## DATA FOR PROCESSING
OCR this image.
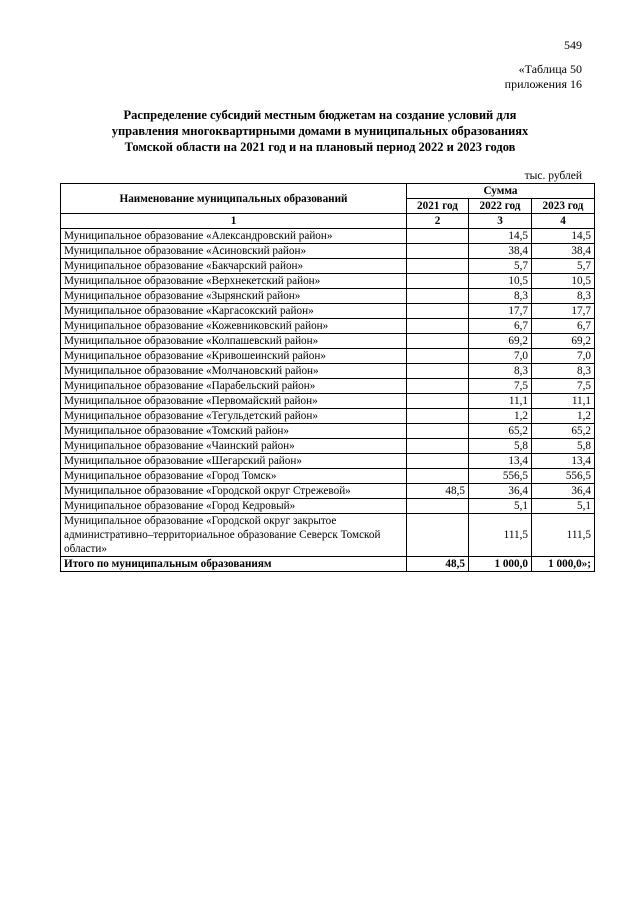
549
«Таблица 50
приложения 16
Распределение субсидий местным бюджетам на создание условий для
управления многоквартирными домами в муниципальных образованиях
Томской области на 2021 год и на плановый период 2022 и 2023 годов
тыс. рублей
Наименование муниципальных образований	Сумма		
	2021 год	2022 год	2023 год
1	2	3	4
Муниципальное образование «Александровский район»		14,5	14,5
Муниципальное образование «Асиновский район»		38,4	38,4
Муниципальное образование «Бакчарский район»		5,7	5,7
Муниципальное образование «Верхнекетский район»		10,5	10,5
Муниципальное образование «Зырянский район»		8,3	8,3
Муниципальное образование «Каргасокский район»		17,7	17,7
Муниципальное образование «Кожевниковский район»		6,7	6,7
Муниципальное образование «Колпашевский район»		69,2	69,2
Муниципальное образование «Кривошеинский район»		7,0	7,0
Муниципальное образование «Молчановский район»		8,3	8,3
Муниципальное образование «Парабельский район»		7,5	7,5
Муниципальное образование «Первомайский район»		11,1	11,1
Муниципальное образование «Тегульдетский район»		1,2	1,2
Муниципальное образование «Томский район»		65,2	65,2
Муниципальное образование «Чаинский район»		5,8	5,8
Муниципальное образование «Шегарский район»		13,4	13,4
Муниципальное образование «Город Томск»		556,5	556,5
Муниципальное образование «Городской округ Стрежевой»	48,5	36,4	36,4
Муниципальное образование «Город Кедровый»		5,1	5,1
Муниципальное образование «Городской округ закрытое административно–территориальное образование Северск Томской области»		111,5	111,5
Итого по муниципальным образованиям	48,5	1 000,0	1 000,0»;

## DIRECTION
Return a copy of every line that includes the word "Томской".

## TASK SOLUTION
Томской области на 2021 год и на плановый период 2022 и 2023 годов
Муниципальное образование «Городской округ закрытое административно–территориальное образование Северск Томской области»		111,5	111,5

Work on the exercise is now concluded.